Given problem: Reproduce the entries below word for word, starting at the very first line and ending at the line that contains "cursor-position: 13:9 — [100, 656, 158, 682]", with both of those lines included.

┄┄┄┄┄┄

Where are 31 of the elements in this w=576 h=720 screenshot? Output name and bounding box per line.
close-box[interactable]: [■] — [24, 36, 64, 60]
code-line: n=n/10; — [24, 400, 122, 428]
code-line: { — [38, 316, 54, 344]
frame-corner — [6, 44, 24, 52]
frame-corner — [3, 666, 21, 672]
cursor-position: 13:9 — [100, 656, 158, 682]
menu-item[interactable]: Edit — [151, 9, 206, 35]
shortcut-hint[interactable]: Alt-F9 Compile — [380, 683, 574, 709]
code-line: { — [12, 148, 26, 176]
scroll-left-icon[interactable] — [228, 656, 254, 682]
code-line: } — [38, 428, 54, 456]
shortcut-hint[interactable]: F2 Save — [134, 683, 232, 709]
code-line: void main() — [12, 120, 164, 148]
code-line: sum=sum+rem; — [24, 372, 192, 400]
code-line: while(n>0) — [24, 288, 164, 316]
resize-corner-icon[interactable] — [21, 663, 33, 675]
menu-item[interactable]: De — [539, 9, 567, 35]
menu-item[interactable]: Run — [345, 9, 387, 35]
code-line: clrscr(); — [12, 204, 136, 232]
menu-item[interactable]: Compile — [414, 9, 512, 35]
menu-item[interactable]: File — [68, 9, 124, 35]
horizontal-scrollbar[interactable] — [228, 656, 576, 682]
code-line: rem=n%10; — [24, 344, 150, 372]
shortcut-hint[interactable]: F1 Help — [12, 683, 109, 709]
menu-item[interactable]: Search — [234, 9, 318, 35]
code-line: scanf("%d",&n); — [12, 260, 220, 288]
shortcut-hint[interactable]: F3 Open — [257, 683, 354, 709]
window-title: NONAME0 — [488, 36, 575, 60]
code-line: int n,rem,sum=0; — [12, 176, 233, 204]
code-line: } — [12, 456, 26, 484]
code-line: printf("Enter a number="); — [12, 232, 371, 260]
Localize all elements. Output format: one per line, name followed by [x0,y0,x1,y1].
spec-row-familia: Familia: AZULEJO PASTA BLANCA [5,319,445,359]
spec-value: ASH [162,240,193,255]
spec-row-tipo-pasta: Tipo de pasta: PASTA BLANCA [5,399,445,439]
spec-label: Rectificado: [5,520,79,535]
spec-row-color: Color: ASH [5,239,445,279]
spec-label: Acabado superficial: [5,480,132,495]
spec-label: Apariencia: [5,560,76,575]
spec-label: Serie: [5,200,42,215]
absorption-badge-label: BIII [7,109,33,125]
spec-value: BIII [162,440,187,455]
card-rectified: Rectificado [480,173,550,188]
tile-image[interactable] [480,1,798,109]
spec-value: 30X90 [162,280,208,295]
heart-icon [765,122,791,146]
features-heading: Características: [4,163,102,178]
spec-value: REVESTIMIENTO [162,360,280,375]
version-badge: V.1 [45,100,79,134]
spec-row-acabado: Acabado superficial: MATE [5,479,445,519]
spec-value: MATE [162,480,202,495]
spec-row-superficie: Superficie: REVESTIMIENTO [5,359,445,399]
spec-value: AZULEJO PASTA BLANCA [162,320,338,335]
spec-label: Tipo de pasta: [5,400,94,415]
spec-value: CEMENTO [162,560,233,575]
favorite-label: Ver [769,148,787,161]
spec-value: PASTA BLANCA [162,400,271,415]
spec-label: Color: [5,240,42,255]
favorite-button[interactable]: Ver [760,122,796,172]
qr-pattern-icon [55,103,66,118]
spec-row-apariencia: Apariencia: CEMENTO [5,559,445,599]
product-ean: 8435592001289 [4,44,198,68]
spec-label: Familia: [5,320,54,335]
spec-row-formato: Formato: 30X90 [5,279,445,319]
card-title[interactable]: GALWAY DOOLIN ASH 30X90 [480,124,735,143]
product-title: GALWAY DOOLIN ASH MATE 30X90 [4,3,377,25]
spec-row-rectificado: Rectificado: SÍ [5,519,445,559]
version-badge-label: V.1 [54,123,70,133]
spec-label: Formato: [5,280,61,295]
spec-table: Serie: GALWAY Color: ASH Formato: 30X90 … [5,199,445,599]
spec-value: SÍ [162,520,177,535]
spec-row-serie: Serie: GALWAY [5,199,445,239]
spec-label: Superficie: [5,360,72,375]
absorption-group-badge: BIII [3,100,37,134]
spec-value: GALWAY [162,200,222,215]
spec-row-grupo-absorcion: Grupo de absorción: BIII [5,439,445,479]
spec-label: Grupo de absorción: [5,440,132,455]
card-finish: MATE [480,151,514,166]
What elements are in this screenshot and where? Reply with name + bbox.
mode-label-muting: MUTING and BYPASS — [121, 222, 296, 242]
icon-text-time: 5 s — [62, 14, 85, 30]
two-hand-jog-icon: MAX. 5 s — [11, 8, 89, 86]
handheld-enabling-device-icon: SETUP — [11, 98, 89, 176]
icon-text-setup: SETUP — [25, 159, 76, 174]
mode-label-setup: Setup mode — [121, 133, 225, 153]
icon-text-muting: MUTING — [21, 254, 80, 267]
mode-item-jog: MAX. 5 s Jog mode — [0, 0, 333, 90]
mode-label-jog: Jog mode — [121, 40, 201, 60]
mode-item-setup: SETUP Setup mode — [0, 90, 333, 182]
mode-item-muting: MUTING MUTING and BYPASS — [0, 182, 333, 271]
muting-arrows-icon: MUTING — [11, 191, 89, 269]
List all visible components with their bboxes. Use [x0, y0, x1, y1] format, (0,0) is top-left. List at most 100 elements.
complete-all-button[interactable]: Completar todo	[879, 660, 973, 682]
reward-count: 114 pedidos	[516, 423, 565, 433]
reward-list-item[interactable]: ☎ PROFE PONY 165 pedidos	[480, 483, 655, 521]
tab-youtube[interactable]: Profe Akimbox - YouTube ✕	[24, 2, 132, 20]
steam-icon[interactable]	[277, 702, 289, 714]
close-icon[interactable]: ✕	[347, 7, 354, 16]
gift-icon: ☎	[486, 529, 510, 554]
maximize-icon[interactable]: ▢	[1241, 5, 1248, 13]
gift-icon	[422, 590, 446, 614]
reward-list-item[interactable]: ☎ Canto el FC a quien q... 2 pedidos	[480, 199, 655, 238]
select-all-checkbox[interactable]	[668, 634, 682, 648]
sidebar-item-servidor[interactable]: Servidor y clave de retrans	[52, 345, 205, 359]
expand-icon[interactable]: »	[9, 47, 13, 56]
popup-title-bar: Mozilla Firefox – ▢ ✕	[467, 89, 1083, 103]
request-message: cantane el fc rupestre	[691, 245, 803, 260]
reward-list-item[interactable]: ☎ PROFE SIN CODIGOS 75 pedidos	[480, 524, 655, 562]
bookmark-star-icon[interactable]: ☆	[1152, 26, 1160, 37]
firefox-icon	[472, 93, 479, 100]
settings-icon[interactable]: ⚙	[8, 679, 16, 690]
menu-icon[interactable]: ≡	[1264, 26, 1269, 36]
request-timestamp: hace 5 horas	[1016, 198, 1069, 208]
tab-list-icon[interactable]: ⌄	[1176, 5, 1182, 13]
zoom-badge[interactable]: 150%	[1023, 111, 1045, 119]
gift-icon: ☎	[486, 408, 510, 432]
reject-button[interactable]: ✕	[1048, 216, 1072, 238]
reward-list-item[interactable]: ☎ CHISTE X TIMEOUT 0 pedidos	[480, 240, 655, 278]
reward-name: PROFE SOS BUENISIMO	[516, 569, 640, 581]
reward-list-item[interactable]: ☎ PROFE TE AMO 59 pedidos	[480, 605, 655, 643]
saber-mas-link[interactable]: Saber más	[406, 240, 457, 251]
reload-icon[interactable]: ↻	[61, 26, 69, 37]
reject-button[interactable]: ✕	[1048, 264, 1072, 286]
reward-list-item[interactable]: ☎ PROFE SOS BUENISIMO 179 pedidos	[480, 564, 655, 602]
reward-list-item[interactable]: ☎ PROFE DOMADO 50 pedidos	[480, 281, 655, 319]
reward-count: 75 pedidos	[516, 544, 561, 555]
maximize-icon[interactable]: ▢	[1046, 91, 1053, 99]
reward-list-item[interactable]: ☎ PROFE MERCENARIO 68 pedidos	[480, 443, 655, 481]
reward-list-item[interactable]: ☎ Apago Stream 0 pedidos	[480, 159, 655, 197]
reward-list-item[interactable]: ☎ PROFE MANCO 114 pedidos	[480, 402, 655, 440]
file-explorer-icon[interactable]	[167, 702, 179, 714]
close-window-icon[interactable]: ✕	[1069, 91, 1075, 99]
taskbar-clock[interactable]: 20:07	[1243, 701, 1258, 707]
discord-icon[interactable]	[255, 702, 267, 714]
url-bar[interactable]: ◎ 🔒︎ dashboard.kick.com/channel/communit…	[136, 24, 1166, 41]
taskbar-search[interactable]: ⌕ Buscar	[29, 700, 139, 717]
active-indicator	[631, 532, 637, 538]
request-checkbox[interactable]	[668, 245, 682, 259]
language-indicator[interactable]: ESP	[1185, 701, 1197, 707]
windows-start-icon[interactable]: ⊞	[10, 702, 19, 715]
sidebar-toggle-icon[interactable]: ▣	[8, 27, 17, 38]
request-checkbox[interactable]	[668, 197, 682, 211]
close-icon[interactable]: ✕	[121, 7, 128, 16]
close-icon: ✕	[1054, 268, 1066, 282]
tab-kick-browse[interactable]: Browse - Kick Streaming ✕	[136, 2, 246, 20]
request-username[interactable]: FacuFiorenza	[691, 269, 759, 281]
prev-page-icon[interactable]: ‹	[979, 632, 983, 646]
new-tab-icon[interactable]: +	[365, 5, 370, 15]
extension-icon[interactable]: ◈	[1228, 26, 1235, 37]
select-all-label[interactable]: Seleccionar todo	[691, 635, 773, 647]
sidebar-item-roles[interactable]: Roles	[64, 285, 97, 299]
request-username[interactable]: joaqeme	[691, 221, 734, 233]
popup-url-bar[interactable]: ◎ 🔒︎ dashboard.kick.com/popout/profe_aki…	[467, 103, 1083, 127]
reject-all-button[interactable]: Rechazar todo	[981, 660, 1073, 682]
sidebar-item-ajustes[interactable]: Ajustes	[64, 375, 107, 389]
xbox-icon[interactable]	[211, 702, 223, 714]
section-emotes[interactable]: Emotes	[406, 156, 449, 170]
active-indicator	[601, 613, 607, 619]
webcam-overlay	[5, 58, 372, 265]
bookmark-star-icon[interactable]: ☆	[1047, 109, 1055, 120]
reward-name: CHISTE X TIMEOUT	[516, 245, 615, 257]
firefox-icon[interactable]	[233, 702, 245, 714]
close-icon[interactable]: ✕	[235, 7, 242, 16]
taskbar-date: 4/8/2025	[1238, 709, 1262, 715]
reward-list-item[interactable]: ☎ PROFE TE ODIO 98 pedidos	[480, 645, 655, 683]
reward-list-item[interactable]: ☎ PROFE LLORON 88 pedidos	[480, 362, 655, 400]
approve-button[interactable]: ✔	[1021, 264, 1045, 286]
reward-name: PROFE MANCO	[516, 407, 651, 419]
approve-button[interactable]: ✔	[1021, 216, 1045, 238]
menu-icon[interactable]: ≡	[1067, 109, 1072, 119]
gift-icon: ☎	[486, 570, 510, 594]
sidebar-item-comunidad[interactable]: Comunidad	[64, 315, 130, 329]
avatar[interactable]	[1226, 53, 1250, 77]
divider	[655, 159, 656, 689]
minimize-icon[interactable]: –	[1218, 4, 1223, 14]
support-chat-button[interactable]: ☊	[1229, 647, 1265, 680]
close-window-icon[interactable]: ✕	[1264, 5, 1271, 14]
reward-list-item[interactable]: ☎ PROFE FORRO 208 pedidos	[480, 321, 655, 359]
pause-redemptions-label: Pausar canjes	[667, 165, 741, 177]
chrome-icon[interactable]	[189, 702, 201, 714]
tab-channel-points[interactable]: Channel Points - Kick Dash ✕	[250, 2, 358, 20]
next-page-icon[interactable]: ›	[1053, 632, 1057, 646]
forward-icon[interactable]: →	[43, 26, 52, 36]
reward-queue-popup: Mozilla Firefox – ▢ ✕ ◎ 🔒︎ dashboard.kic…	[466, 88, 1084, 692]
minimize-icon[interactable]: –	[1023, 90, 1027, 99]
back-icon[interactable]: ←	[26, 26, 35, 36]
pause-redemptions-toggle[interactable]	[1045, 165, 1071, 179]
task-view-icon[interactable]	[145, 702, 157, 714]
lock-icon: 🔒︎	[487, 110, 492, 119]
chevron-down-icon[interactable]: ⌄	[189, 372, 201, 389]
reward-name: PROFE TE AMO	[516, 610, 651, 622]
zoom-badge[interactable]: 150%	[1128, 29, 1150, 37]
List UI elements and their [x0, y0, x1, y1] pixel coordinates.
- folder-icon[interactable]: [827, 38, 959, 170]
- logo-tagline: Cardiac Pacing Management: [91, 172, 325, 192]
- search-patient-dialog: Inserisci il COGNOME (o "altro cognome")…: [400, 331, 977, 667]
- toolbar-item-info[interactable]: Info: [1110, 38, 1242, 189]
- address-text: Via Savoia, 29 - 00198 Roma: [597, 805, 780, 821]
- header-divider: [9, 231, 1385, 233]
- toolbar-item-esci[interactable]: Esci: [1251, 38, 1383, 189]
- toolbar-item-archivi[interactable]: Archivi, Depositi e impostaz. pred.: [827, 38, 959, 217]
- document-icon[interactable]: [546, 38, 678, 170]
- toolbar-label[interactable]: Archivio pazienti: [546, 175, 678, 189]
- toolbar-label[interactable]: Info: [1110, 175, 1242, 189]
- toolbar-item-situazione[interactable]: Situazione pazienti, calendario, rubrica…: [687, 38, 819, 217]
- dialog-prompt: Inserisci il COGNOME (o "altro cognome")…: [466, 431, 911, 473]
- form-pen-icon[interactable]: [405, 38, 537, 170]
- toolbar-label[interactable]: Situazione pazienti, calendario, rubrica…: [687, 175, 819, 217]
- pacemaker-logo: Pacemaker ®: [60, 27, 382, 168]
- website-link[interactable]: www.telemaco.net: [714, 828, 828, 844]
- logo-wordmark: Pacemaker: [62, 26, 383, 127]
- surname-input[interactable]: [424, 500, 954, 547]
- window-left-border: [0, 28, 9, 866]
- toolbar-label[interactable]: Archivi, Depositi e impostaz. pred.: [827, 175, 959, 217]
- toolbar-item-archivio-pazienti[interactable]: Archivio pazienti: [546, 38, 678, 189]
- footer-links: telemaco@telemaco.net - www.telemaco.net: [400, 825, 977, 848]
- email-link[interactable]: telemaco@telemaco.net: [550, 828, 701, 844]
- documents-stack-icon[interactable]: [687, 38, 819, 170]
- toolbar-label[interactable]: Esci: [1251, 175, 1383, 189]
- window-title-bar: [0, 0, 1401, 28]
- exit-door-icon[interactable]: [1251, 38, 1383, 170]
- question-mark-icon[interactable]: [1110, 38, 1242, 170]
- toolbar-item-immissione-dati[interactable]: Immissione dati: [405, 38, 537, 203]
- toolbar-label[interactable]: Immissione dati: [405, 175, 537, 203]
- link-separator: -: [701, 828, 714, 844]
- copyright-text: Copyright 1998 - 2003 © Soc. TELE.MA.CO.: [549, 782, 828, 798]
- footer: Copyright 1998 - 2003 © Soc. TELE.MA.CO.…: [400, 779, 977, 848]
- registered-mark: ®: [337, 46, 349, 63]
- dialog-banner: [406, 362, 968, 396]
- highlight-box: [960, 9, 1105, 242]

┄┄┄┄┄┄

The reply:
Where are 31 of the elements in this w=576 h=720 screenshot? Output name and bounding box per line.
close-box[interactable]: [■] — [24, 36, 64, 60]
code-line: n=n/10; — [24, 400, 122, 428]
code-line: { — [38, 316, 54, 344]
frame-corner — [6, 44, 24, 52]
frame-corner — [3, 666, 21, 672]
cursor-position: 13:9 — [100, 656, 158, 682]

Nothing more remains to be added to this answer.